--- Begin ---

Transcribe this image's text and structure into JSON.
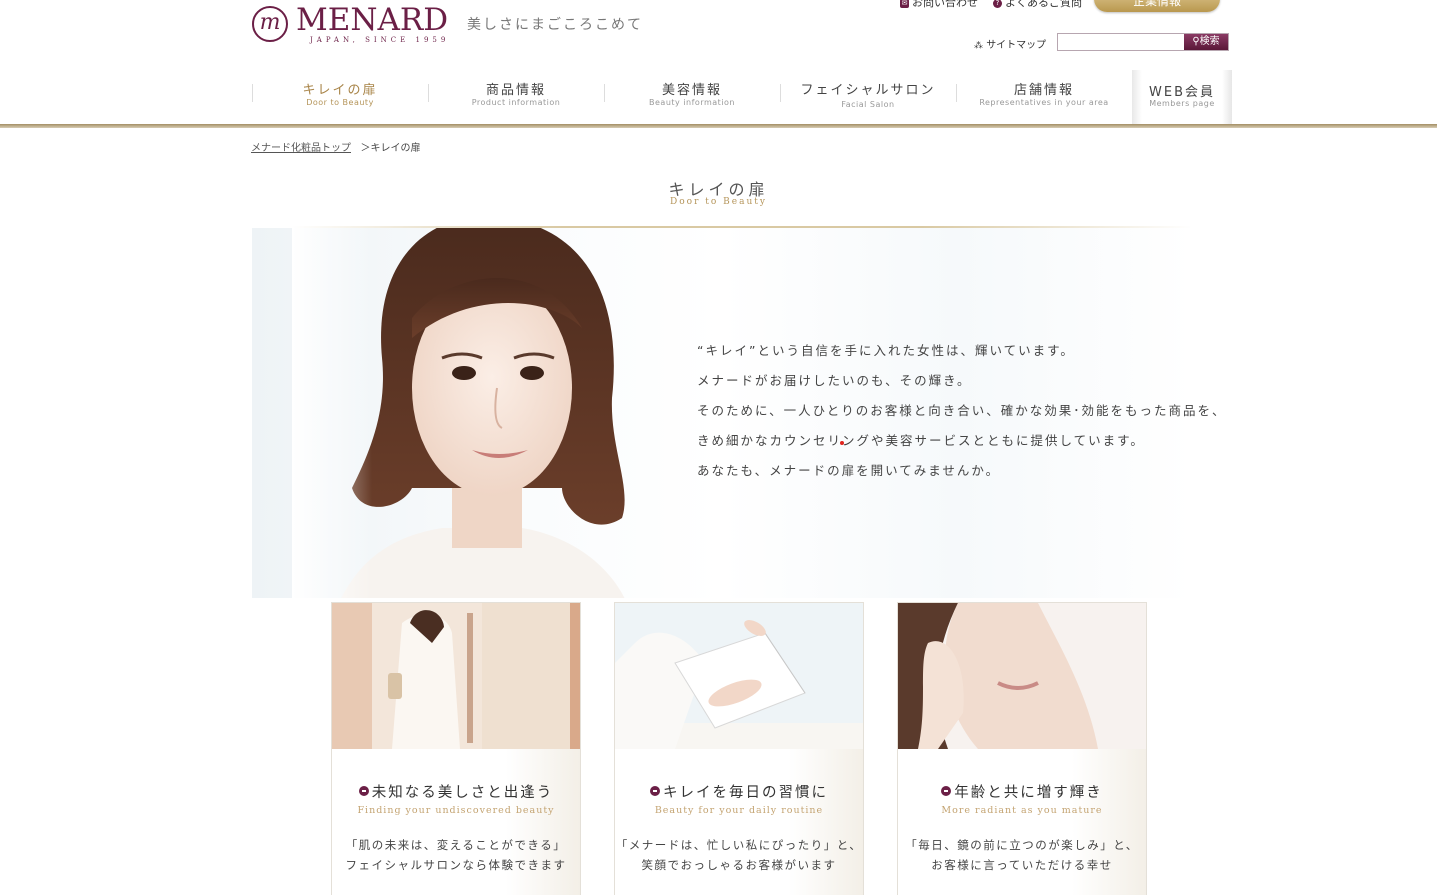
{
  "header": {
    "logo_name": "MENARD",
    "logo_sub": "JAPAN, SINCE 1959",
    "tagline": "美しさにまごころこめて",
    "util_links": [
      {
        "label": "お問い合わせ"
      },
      {
        "label": "よくあるご質問"
      }
    ],
    "corp_button": "企業情報",
    "sitemap": "サイトマップ",
    "search": {
      "placeholder": "",
      "button": "検索"
    }
  },
  "nav": [
    {
      "jp": "キレイの扉",
      "en": "Door to Beauty",
      "active": true
    },
    {
      "jp": "商品情報",
      "en": "Product information"
    },
    {
      "jp": "美容情報",
      "en": "Beauty information"
    },
    {
      "jp": "フェイシャルサロン",
      "en": "Facial Salon"
    },
    {
      "jp": "店舗情報",
      "en": "Representatives in your area"
    },
    {
      "jp": "WEB会員",
      "en": "Members page"
    }
  ],
  "breadcrumb": {
    "home": "メナード化粧品トップ",
    "sep": "＞",
    "current": "キレイの扉"
  },
  "page": {
    "title": "キレイの扉",
    "subtitle": "Door to Beauty"
  },
  "hero": {
    "lines": [
      "“キレイ”という自信を手に入れた女性は、輝いています。",
      "メナードがお届けしたいのも、その輝き。",
      "そのために、一人ひとりのお客様と向き合い、確かな効果･効能をもった商品を、",
      "きめ細かなカウンセリングや美容サービスとともに提供しています。",
      "あなたも、メナードの扉を開いてみませんか。"
    ]
  },
  "cards": [
    {
      "title": "未知なる美しさと出逢う",
      "sub": "Finding your undiscovered beauty",
      "desc": [
        "「肌の未来は、変えることができる」",
        "フェイシャルサロンなら体験できます"
      ]
    },
    {
      "title": "キレイを毎日の習慣に",
      "sub": "Beauty for your daily routine",
      "desc": [
        "「メナードは、忙しい私にぴったり」と、",
        "笑顔でおっしゃるお客様がいます"
      ]
    },
    {
      "title": "年齢と共に増す輝き",
      "sub": "More radiant as you mature",
      "desc": [
        "「毎日、鏡の前に立つのが楽しみ」と、",
        "お客様に言っていただける幸せ"
      ]
    }
  ]
}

--- End ---

THE REQUEST = Reproduce the entries above word for word. Pictures stay out.

ANSWER =
Transcribe this image's text and structure into JSON.
{
  "header": {
    "logo_name": "MENARD",
    "logo_sub": "JAPAN, SINCE 1959",
    "tagline": "美しさにまごころこめて",
    "util_links": [
      {
        "label": "お問い合わせ"
      },
      {
        "label": "よくあるご質問"
      }
    ],
    "corp_button": "企業情報",
    "sitemap": "サイトマップ",
    "search": {
      "placeholder": "",
      "button": "検索"
    }
  },
  "nav": [
    {
      "jp": "キレイの扉",
      "en": "Door to Beauty",
      "active": true
    },
    {
      "jp": "商品情報",
      "en": "Product information"
    },
    {
      "jp": "美容情報",
      "en": "Beauty information"
    },
    {
      "jp": "フェイシャルサロン",
      "en": "Facial Salon"
    },
    {
      "jp": "店舗情報",
      "en": "Representatives in your area"
    },
    {
      "jp": "WEB会員",
      "en": "Members page"
    }
  ],
  "breadcrumb": {
    "home": "メナード化粧品トップ",
    "sep": "＞",
    "current": "キレイの扉"
  },
  "page": {
    "title": "キレイの扉",
    "subtitle": "Door to Beauty"
  },
  "hero": {
    "lines": [
      "“キレイ”という自信を手に入れた女性は、輝いています。",
      "メナードがお届けしたいのも、その輝き。",
      "そのために、一人ひとりのお客様と向き合い、確かな効果･効能をもった商品を、",
      "きめ細かなカウンセリングや美容サービスとともに提供しています。",
      "あなたも、メナードの扉を開いてみませんか。"
    ]
  },
  "cards": [
    {
      "title": "未知なる美しさと出逢う",
      "sub": "Finding your undiscovered beauty",
      "desc": [
        "「肌の未来は、変えることができる」",
        "フェイシャルサロンなら体験できます"
      ]
    },
    {
      "title": "キレイを毎日の習慣に",
      "sub": "Beauty for your daily routine",
      "desc": [
        "「メナードは、忙しい私にぴったり」と、",
        "笑顔でおっしゃるお客様がいます"
      ]
    },
    {
      "title": "年齢と共に増す輝き",
      "sub": "More radiant as you mature",
      "desc": [
        "「毎日、鏡の前に立つのが楽しみ」と、",
        "お客様に言っていただける幸せ"
      ]
    }
  ]
}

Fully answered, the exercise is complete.